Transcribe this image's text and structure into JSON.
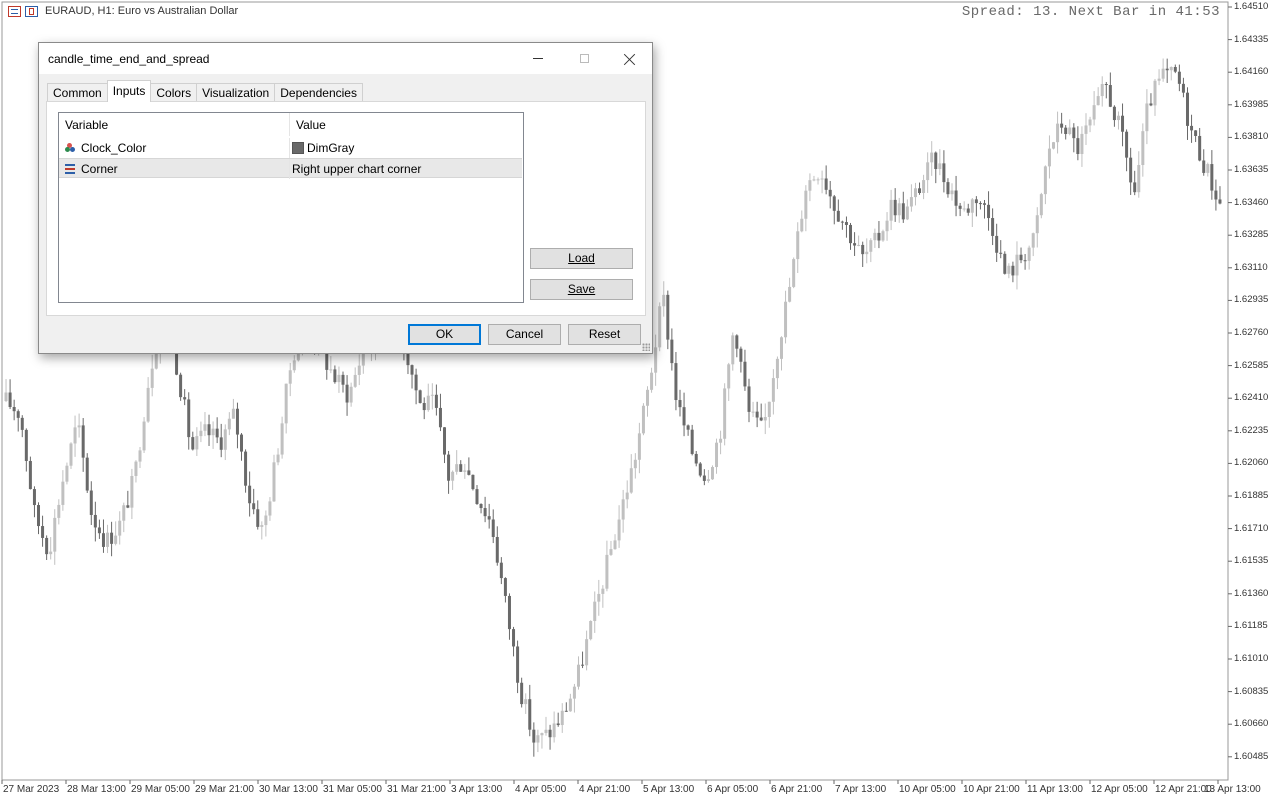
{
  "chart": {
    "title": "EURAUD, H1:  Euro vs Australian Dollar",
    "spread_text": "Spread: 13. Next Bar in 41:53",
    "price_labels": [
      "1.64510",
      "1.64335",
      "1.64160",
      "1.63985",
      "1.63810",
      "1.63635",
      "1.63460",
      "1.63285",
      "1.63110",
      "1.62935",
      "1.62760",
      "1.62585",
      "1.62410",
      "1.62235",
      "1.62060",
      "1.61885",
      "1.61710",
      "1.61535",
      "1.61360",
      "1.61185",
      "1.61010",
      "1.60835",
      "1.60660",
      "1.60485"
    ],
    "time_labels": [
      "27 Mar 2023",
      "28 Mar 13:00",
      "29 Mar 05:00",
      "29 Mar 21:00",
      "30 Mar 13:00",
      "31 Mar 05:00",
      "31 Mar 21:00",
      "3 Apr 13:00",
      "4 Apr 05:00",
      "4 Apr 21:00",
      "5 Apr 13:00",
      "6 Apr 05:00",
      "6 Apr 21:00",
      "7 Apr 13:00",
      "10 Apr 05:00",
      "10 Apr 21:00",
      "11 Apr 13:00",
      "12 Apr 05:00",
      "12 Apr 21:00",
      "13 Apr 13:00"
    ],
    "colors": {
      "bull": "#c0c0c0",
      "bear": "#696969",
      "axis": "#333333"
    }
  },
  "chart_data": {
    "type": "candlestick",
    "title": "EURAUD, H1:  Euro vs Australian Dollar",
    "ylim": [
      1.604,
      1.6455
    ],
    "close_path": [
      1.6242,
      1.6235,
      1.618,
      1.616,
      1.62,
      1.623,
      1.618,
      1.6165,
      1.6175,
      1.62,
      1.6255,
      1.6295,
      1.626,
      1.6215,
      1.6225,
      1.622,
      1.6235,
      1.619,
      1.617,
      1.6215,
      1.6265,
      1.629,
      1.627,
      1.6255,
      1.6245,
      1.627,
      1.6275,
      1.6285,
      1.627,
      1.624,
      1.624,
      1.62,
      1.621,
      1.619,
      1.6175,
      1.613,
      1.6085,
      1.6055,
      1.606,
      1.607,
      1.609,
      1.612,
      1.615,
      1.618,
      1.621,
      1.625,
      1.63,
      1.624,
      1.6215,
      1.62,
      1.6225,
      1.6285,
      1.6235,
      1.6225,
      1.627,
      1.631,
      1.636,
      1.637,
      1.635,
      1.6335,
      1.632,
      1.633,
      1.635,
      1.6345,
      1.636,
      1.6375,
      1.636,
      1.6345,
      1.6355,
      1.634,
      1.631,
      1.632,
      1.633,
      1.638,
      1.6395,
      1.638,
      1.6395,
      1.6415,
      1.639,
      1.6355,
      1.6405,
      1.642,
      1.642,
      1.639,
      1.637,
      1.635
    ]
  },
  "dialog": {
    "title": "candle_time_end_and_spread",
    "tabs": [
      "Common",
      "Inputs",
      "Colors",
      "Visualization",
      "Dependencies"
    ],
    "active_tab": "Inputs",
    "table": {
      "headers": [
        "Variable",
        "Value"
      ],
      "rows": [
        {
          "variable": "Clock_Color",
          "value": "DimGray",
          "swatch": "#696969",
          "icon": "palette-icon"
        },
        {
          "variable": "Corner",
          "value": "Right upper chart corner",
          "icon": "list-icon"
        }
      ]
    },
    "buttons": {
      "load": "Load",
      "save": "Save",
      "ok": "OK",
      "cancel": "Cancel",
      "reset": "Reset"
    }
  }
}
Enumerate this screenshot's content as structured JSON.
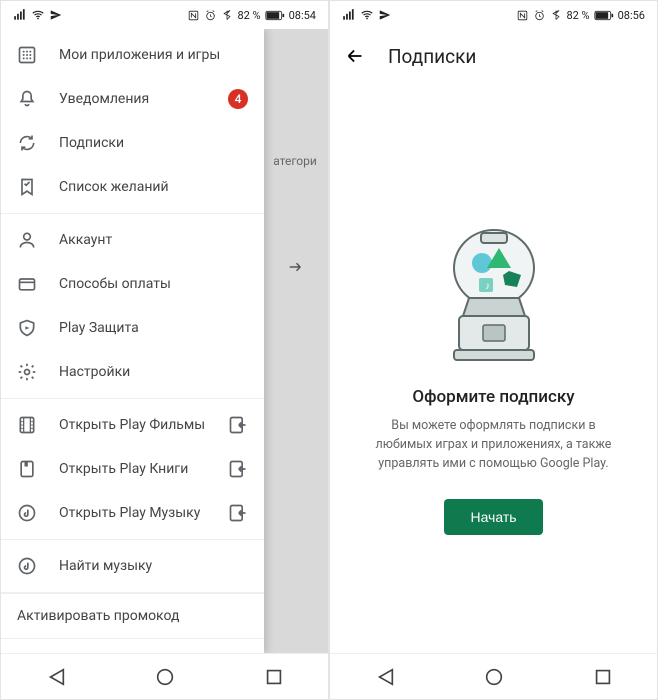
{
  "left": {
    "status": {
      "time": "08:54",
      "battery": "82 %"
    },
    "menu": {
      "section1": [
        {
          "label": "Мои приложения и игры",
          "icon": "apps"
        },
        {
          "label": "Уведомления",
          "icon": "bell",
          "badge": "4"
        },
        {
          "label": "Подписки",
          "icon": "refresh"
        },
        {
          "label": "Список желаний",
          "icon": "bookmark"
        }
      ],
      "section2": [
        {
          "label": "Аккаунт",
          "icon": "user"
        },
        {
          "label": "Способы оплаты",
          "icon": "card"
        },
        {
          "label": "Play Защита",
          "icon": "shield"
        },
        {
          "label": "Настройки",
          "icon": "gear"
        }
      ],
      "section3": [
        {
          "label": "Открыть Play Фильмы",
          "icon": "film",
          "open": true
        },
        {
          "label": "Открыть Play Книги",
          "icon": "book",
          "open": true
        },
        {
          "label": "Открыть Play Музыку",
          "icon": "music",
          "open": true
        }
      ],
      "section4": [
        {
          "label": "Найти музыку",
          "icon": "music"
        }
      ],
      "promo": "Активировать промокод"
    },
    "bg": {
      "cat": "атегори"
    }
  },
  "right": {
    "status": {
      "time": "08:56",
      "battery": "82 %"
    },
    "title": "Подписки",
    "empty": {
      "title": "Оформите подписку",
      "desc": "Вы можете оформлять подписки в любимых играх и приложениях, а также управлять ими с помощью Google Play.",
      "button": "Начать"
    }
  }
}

**PROBLEM DESCRIPTION**
Select and copy every line of the material that holds the string "Открыть".

**RESULT OF THIS EXERCISE**
          "label": "Открыть Play Фильмы",
          "label": "Открыть Play Книги",
          "label": "Открыть Play Музыку",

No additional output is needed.